*** Opening of Excerpt ***

Nuclear Magnetic Resonance Spectroscopy (NMR)

Nuclear Magnetic Resonance Spectroscopy (NMR) is used for the compositional analysis of organic materials. NMR utilizes the fact that certain atomic nuclei have magnetic moments and can interact with externally applied magnetic fields. These typically have odd mass numbers, such as  1H, 13C, 19F, 29Si, 15N. When subjected to a strong constant external magnetic field, these magnetic moments get aligned with (parallel) or opposed to (anti-parallel) to the applied field. The parallel orientation represents a lower energy state relative to the anti-parallel alignment. If the nuclei are now subjected to electromagnetic radiation in the Radiofrequency (RF) range, the lower energy nuclei absorb energy and at a resonant frequency, their alignment flips-over (spin-flip) to the higher energy state. The resonant frequency depends on the type of nuclei and bonding environment as well as the applied magnetic field. Hence NMR provides information on composition and structure of molecules in the sample. In NMR spectrometers, organic compounds are placed in magnetic fields ranging from about 1.4 to 18.0 tesla (T).

*** Close of Excerpt ***
*** Opening of Data shown ***

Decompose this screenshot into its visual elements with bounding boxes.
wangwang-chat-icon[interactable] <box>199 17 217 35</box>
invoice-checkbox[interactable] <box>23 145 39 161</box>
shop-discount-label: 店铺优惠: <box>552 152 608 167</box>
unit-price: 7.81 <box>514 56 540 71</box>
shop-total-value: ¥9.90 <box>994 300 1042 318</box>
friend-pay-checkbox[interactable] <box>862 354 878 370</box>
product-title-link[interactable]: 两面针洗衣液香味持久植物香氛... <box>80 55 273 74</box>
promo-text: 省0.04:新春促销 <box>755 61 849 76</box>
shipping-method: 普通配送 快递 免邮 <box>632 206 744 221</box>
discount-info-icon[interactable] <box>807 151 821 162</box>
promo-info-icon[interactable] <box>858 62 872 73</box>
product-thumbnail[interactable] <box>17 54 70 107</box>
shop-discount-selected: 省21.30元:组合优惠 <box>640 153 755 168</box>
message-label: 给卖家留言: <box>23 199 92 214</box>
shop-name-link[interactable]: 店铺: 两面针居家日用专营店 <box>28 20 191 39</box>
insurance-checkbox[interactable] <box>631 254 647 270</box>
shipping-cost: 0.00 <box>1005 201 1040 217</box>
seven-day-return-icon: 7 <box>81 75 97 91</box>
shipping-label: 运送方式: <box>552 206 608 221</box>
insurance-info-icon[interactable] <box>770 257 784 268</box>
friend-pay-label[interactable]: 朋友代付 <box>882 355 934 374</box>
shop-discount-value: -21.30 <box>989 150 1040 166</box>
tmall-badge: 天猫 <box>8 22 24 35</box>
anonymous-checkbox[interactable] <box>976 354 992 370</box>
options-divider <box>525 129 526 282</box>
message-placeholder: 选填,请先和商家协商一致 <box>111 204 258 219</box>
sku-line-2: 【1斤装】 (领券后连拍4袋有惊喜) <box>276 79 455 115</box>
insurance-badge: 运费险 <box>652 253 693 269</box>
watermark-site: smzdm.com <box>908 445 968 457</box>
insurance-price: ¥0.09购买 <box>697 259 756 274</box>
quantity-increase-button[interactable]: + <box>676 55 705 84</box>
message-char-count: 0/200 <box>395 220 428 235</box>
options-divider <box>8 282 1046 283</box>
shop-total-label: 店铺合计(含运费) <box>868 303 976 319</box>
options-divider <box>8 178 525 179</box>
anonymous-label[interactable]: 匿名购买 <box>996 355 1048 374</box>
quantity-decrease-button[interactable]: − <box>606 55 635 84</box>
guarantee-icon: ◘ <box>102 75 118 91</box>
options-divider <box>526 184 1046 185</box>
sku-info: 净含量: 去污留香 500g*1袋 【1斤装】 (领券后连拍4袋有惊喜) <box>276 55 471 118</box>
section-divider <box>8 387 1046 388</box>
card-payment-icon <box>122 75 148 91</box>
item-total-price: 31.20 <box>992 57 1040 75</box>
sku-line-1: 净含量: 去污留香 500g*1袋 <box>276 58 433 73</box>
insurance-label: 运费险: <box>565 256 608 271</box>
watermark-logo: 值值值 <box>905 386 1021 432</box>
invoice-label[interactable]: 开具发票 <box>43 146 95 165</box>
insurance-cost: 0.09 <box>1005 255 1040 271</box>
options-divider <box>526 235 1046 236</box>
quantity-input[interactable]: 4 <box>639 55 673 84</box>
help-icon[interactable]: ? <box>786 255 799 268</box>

*** Close of Data shown ***

→ Task directions
Please carry on the excerpt on nuclear magnetic resonance spectroscopy from its last sentence.

→ Solved problem
The NMR spectrometry procedure involves placing a sample in a strong magnetic field and then exciting the sample using pulsed Radiofrequency waves of the appropriate frequency range. At resonant frequencies, the spin-flip of various nuclei is picked up by a detector. The respective resonant frequencies and absorbance intensities are recorded as peaks in the NMR spectrum. It must be noted that NMR detects only the nuclei with magnetic moments. For example, magnetic isotopes of elements such as 1H, 13C, 19F, 29Si, 15N, yield high-resolution NMR spectra at their resonant frequencies. Hence, in a typical organic compound having Carbon backbone and covalent bonds with Hydrogen, NMR targets only the magnetic 13C nuclei and the surrounding Hydrogen atoms (Protons), to infer the structure. This process requires computer analysis, using a reference database. Proton NMR is an important form of NMR for structural analysis, since Hydrogen atoms absorb energy of different wavelengths depending on their bonding environment.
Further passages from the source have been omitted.